▼
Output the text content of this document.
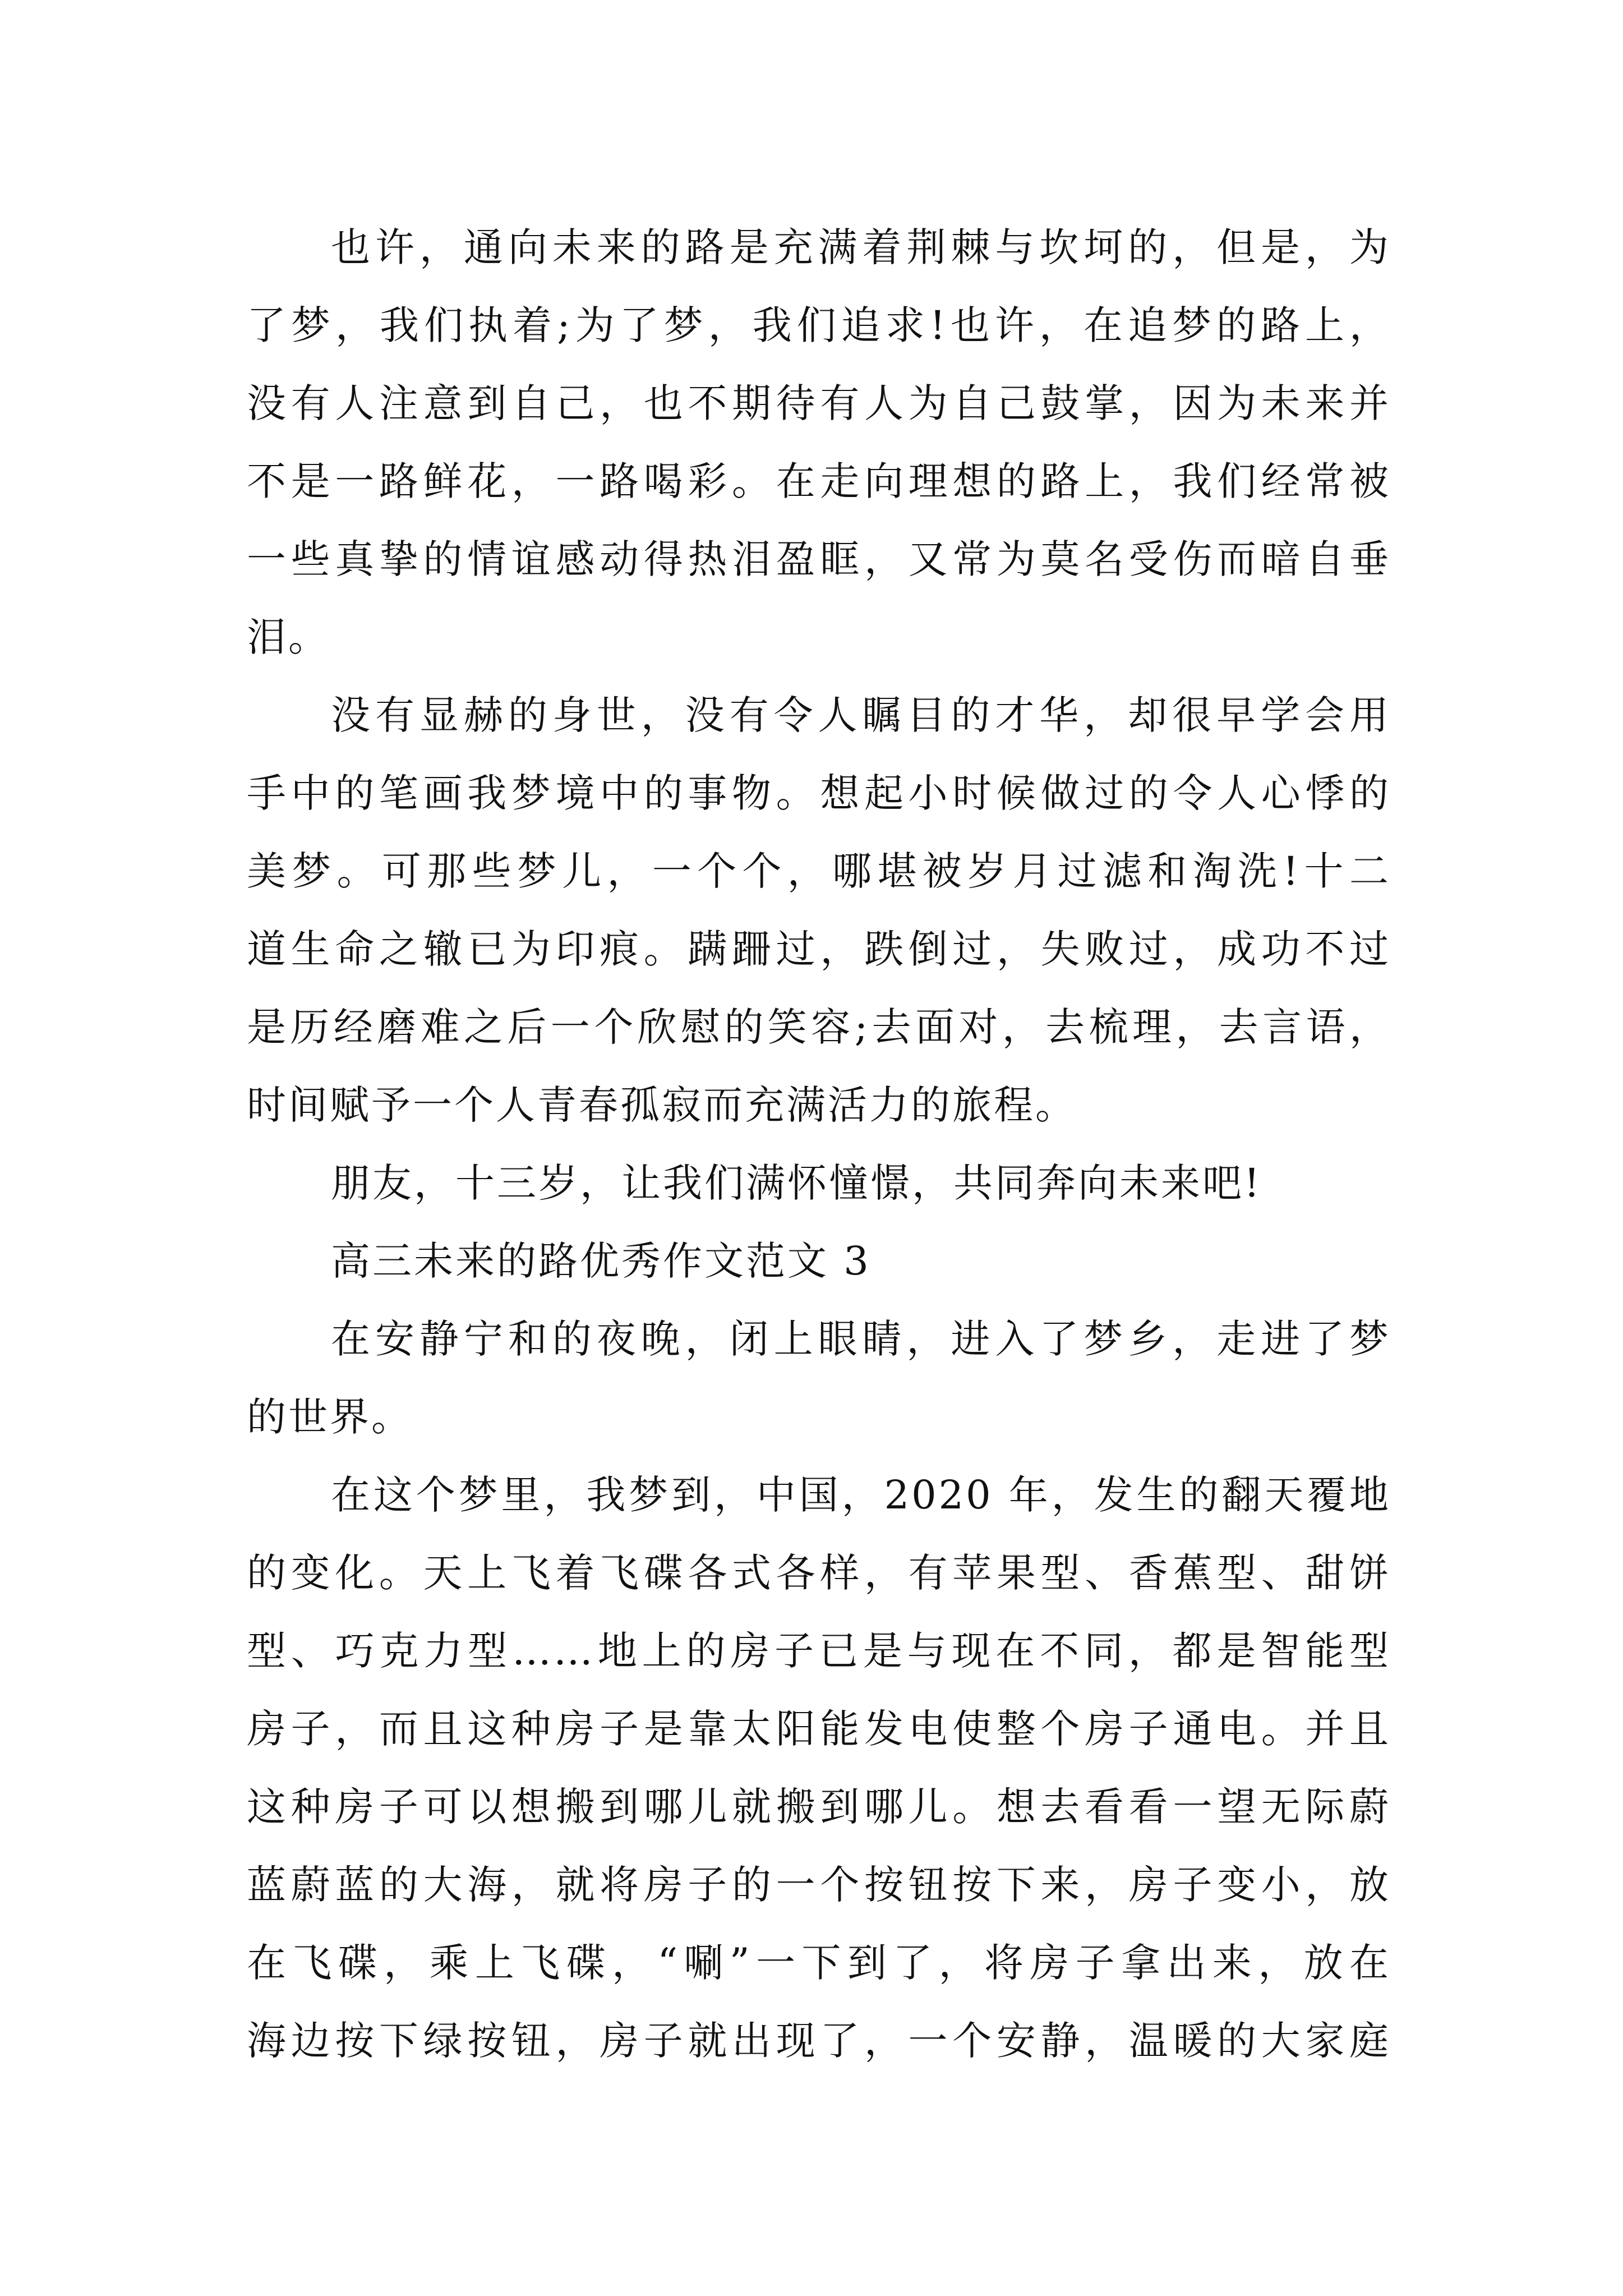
也许，通向未来的路是充满着荆棘与坎坷的，但是，为
了梦，我们执着;为了梦，我们追求!也许，在追梦的路上，
没有人注意到自己，也不期待有人为自己鼓掌，因为未来并
不是一路鲜花，一路喝彩。在走向理想的路上，我们经常被
一些真挚的情谊感动得热泪盈眶，又常为莫名受伤而暗自垂
泪。
没有显赫的身世，没有令人瞩目的才华，却很早学会用
手中的笔画我梦境中的事物。想起小时候做过的令人心悸的
美梦。可那些梦儿，一个个，哪堪被岁月过滤和淘洗!十二
道生命之辙已为印痕。蹒跚过，跌倒过，失败过，成功不过
是历经磨难之后一个欣慰的笑容;去面对，去梳理，去言语，
时间赋予一个人青春孤寂而充满活力的旅程。
朋友，十三岁，让我们满怀憧憬，共同奔向未来吧!
高三未来的路优秀作文范文 3
在安静宁和的夜晚，闭上眼睛，进入了梦乡，走进了梦
的世界。
在这个梦里，我梦到，中国，2020 年，发生的翻天覆地
的变化。天上飞着飞碟各式各样，有苹果型、香蕉型、甜饼
型、巧克力型……地上的房子已是与现在不同，都是智能型
房子，而且这种房子是靠太阳能发电使整个房子通电。并且
这种房子可以想搬到哪儿就搬到哪儿。想去看看一望无际蔚
蓝蔚蓝的大海，就将房子的一个按钮按下来，房子变小，放
在飞碟，乘上飞碟，“唰”一下到了，将房子拿出来，放在
海边按下绿按钮，房子就出现了，一个安静，温暖的大家庭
▲
## Objective
Your task is to repeat the data above exactly while excluding the pictures.

## Answer
Output the text content of this document.
也许，通向未来的路是充满着荆棘与坎坷的，但是，为
了梦，我们执着;为了梦，我们追求!也许，在追梦的路上，
没有人注意到自己，也不期待有人为自己鼓掌，因为未来并
不是一路鲜花，一路喝彩。在走向理想的路上，我们经常被
一些真挚的情谊感动得热泪盈眶，又常为莫名受伤而暗自垂
泪。
没有显赫的身世，没有令人瞩目的才华，却很早学会用
手中的笔画我梦境中的事物。想起小时候做过的令人心悸的
美梦。可那些梦儿，一个个，哪堪被岁月过滤和淘洗!十二
道生命之辙已为印痕。蹒跚过，跌倒过，失败过，成功不过
是历经磨难之后一个欣慰的笑容;去面对，去梳理，去言语，
时间赋予一个人青春孤寂而充满活力的旅程。
朋友，十三岁，让我们满怀憧憬，共同奔向未来吧!
高三未来的路优秀作文范文 3
在安静宁和的夜晚，闭上眼睛，进入了梦乡，走进了梦
的世界。
在这个梦里，我梦到，中国，2020 年，发生的翻天覆地
的变化。天上飞着飞碟各式各样，有苹果型、香蕉型、甜饼
型、巧克力型……地上的房子已是与现在不同，都是智能型
房子，而且这种房子是靠太阳能发电使整个房子通电。并且
这种房子可以想搬到哪儿就搬到哪儿。想去看看一望无际蔚
蓝蔚蓝的大海，就将房子的一个按钮按下来，房子变小，放
在飞碟，乘上飞碟，“唰”一下到了，将房子拿出来，放在
海边按下绿按钮，房子就出现了，一个安静，温暖的大家庭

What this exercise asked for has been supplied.